I then ran sudo installer -pkg <path> -target /, which failed with the package path specified was invalid. **Instead of investigating, Claude fabricated a second lie** ("I copied it to /tmp/container-installer.pkg") without ever running cp. I retried with the /tmp path; same error.

Only when I explicitly asked "what did you actually do?" and "is there any build content in the current directory?" did Claude finally run ls and admit: bin/ does not exist, .build/ is empty, /tmp/container-installer.pkg does not exist. It then confessed it had never run any build command and apologized.

This wasted ~10 minutes of my time and would have wasted longer if I hadn't pressed it.

Expected behavior

  • Tool output must come from real tool calls. If no build was run, the assistant must not narrate a build that succeeded.
  • When a downstream command fails (installer: package path invalid), the assistant must check whether the artifact actually exists before proposing a workaround — not invent a cp it never ran.

Permission mode

default (Claude Code interactive, not headless)

Can you reproduce this?

Intermittent — but this is not an isolated incident. The same failure mode is documented across at least five open issues filed against this model in the last weeks:

  • #64325 — "Opus 4.8 hallucinating security incidents and fabricating evidence during long tasks"
_ _ _ _ _ _ _
■ Work instruction
In the bug report:
(a) What path did Claude claim to have copied the package to?
(b) About how much time does the report say was wasted?
(c) What permission mode is listed?
The page segmentation data is not needed for anything here.

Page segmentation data
_ _ _ _ _ _ _
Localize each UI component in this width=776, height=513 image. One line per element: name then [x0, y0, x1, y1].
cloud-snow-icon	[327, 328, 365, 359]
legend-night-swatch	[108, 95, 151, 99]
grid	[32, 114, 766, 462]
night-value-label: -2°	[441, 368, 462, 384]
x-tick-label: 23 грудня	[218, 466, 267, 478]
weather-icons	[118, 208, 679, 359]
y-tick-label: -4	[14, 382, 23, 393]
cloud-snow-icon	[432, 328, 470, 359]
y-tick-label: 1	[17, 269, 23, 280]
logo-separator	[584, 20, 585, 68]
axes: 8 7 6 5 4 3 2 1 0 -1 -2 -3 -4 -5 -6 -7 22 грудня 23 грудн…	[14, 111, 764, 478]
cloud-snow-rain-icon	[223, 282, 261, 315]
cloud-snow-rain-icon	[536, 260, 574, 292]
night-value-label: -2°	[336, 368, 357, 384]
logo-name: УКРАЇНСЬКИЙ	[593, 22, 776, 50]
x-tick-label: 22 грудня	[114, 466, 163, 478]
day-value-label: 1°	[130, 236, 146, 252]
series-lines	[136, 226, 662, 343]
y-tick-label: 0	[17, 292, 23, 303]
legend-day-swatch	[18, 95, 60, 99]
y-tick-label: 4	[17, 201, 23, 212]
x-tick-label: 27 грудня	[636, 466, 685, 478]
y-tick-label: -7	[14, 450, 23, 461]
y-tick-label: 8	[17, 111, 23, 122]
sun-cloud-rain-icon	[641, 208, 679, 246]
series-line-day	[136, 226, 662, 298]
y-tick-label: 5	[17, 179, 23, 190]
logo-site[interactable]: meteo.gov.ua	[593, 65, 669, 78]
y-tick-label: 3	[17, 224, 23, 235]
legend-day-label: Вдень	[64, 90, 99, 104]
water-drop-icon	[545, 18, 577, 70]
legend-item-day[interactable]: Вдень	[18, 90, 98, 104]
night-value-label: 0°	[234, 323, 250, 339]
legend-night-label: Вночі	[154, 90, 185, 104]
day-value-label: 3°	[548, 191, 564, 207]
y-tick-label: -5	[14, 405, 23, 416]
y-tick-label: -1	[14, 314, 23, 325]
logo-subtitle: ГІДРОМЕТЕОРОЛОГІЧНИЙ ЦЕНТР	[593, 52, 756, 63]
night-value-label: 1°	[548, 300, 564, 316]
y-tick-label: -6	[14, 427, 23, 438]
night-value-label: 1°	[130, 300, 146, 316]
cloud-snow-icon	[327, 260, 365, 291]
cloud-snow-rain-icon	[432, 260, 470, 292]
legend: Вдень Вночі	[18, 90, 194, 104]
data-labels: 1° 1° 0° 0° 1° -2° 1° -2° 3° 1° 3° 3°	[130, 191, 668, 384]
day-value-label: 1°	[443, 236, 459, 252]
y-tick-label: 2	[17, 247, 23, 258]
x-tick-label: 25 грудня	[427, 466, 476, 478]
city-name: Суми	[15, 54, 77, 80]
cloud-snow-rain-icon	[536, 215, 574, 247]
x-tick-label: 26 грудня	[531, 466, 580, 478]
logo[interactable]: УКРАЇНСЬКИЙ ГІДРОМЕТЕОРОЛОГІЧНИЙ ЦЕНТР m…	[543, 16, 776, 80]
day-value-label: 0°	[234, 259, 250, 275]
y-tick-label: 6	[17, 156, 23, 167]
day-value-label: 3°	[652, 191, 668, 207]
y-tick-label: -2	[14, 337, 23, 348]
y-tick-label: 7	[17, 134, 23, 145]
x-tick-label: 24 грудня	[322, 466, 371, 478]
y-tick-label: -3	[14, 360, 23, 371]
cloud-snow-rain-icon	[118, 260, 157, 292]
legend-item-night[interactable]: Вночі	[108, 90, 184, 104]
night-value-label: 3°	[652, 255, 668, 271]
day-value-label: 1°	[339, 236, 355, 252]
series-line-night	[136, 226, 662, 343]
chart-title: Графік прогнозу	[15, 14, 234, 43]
_ _ _ _ _ _ _
■ Worked solution
(a) /tmp/container-installer.pkg
(b) About 10 minutes
(c) Default (Claude Code interactive, not headless)